:: Prompt ::
Repeat the whole listing exactly as written.

:: Data lines ::
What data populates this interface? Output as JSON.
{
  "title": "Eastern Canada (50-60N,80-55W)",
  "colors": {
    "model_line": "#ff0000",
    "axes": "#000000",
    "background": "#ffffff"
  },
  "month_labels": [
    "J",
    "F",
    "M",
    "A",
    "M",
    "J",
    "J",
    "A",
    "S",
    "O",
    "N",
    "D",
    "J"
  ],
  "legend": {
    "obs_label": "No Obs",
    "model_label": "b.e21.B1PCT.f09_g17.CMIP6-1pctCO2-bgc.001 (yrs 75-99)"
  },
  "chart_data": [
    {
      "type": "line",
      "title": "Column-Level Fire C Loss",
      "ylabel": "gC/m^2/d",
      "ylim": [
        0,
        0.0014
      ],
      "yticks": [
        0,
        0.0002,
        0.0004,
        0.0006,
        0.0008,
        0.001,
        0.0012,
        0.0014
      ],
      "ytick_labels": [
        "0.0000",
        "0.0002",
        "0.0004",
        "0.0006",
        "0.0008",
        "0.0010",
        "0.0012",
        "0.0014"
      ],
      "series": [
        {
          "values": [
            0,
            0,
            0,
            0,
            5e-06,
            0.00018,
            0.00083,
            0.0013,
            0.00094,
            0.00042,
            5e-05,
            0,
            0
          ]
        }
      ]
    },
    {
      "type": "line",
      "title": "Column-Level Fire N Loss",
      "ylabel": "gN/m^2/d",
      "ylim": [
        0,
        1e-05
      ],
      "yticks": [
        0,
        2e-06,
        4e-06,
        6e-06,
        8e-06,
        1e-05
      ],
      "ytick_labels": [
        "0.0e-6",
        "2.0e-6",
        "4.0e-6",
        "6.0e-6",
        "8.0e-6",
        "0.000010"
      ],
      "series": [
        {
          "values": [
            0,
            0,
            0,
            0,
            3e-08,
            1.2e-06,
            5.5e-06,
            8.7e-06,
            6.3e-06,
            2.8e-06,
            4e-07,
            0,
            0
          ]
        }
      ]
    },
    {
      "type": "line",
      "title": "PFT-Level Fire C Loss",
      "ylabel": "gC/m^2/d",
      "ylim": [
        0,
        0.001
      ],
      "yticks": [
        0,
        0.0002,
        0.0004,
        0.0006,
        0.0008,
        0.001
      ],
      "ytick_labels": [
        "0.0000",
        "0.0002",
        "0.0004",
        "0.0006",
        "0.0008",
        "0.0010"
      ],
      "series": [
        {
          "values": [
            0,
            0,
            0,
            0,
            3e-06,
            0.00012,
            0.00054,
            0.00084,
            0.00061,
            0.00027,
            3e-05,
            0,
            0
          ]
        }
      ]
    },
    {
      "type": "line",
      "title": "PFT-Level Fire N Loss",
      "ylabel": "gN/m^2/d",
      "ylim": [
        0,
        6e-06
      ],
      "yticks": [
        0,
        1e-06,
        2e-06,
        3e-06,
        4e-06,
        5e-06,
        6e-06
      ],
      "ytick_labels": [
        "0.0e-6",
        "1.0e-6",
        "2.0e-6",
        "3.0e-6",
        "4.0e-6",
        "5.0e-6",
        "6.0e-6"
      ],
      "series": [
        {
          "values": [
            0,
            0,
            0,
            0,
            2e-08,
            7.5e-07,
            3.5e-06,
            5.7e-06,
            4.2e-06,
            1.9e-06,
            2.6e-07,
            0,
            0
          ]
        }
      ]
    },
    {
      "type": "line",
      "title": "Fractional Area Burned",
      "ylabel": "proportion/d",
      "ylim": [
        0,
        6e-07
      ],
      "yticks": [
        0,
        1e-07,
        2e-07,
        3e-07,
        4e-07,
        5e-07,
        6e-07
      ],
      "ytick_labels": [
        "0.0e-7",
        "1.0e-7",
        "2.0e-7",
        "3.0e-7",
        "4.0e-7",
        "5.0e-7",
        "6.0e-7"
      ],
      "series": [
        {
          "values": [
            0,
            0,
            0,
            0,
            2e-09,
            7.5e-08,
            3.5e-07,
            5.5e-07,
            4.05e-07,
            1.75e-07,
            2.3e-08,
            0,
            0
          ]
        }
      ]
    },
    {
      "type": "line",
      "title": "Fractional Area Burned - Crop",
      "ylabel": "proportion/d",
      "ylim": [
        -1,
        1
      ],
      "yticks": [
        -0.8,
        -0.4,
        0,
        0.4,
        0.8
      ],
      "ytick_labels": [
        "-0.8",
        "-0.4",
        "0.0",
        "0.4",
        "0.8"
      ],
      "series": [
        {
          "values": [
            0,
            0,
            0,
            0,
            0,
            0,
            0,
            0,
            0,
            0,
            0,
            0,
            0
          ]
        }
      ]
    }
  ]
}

:: The solution ::
What data populates this interface? Output as JSON.
{
  "title": "Eastern Canada (50-60N,80-55W)",
  "colors": {
    "model_line": "#ff0000",
    "axes": "#000000",
    "background": "#ffffff"
  },
  "month_labels": [
    "J",
    "F",
    "M",
    "A",
    "M",
    "J",
    "J",
    "A",
    "S",
    "O",
    "N",
    "D",
    "J"
  ],
  "legend": {
    "obs_label": "No Obs",
    "model_label": "b.e21.B1PCT.f09_g17.CMIP6-1pctCO2-bgc.001 (yrs 75-99)"
  },
  "chart_data": [
    {
      "type": "line",
      "title": "Column-Level Fire C Loss",
      "ylabel": "gC/m^2/d",
      "ylim": [
        0,
        0.0014
      ],
      "yticks": [
        0,
        0.0002,
        0.0004,
        0.0006,
        0.0008,
        0.001,
        0.0012,
        0.0014
      ],
      "ytick_labels": [
        "0.0000",
        "0.0002",
        "0.0004",
        "0.0006",
        "0.0008",
        "0.0010",
        "0.0012",
        "0.0014"
      ],
      "series": [
        {
          "values": [
            0,
            0,
            0,
            0,
            5e-06,
            0.00018,
            0.00083,
            0.0013,
            0.00094,
            0.00042,
            5e-05,
            0,
            0
          ]
        }
      ]
    },
    {
      "type": "line",
      "title": "Column-Level Fire N Loss",
      "ylabel": "gN/m^2/d",
      "ylim": [
        0,
        1e-05
      ],
      "yticks": [
        0,
        2e-06,
        4e-06,
        6e-06,
        8e-06,
        1e-05
      ],
      "ytick_labels": [
        "0.0e-6",
        "2.0e-6",
        "4.0e-6",
        "6.0e-6",
        "8.0e-6",
        "0.000010"
      ],
      "series": [
        {
          "values": [
            0,
            0,
            0,
            0,
            3e-08,
            1.2e-06,
            5.5e-06,
            8.7e-06,
            6.3e-06,
            2.8e-06,
            4e-07,
            0,
            0
          ]
        }
      ]
    },
    {
      "type": "line",
      "title": "PFT-Level Fire C Loss",
      "ylabel": "gC/m^2/d",
      "ylim": [
        0,
        0.001
      ],
      "yticks": [
        0,
        0.0002,
        0.0004,
        0.0006,
        0.0008,
        0.001
      ],
      "ytick_labels": [
        "0.0000",
        "0.0002",
        "0.0004",
        "0.0006",
        "0.0008",
        "0.0010"
      ],
      "series": [
        {
          "values": [
            0,
            0,
            0,
            0,
            3e-06,
            0.00012,
            0.00054,
            0.00084,
            0.00061,
            0.00027,
            3e-05,
            0,
            0
          ]
        }
      ]
    },
    {
      "type": "line",
      "title": "PFT-Level Fire N Loss",
      "ylabel": "gN/m^2/d",
      "ylim": [
        0,
        6e-06
      ],
      "yticks": [
        0,
        1e-06,
        2e-06,
        3e-06,
        4e-06,
        5e-06,
        6e-06
      ],
      "ytick_labels": [
        "0.0e-6",
        "1.0e-6",
        "2.0e-6",
        "3.0e-6",
        "4.0e-6",
        "5.0e-6",
        "6.0e-6"
      ],
      "series": [
        {
          "values": [
            0,
            0,
            0,
            0,
            2e-08,
            7.5e-07,
            3.5e-06,
            5.7e-06,
            4.2e-06,
            1.9e-06,
            2.6e-07,
            0,
            0
          ]
        }
      ]
    },
    {
      "type": "line",
      "title": "Fractional Area Burned",
      "ylabel": "proportion/d",
      "ylim": [
        0,
        6e-07
      ],
      "yticks": [
        0,
        1e-07,
        2e-07,
        3e-07,
        4e-07,
        5e-07,
        6e-07
      ],
      "ytick_labels": [
        "0.0e-7",
        "1.0e-7",
        "2.0e-7",
        "3.0e-7",
        "4.0e-7",
        "5.0e-7",
        "6.0e-7"
      ],
      "series": [
        {
          "values": [
            0,
            0,
            0,
            0,
            2e-09,
            7.5e-08,
            3.5e-07,
            5.5e-07,
            4.05e-07,
            1.75e-07,
            2.3e-08,
            0,
            0
          ]
        }
      ]
    },
    {
      "type": "line",
      "title": "Fractional Area Burned - Crop",
      "ylabel": "proportion/d",
      "ylim": [
        -1,
        1
      ],
      "yticks": [
        -0.8,
        -0.4,
        0,
        0.4,
        0.8
      ],
      "ytick_labels": [
        "-0.8",
        "-0.4",
        "0.0",
        "0.4",
        "0.8"
      ],
      "series": [
        {
          "values": [
            0,
            0,
            0,
            0,
            0,
            0,
            0,
            0,
            0,
            0,
            0,
            0,
            0
          ]
        }
      ]
    }
  ]
}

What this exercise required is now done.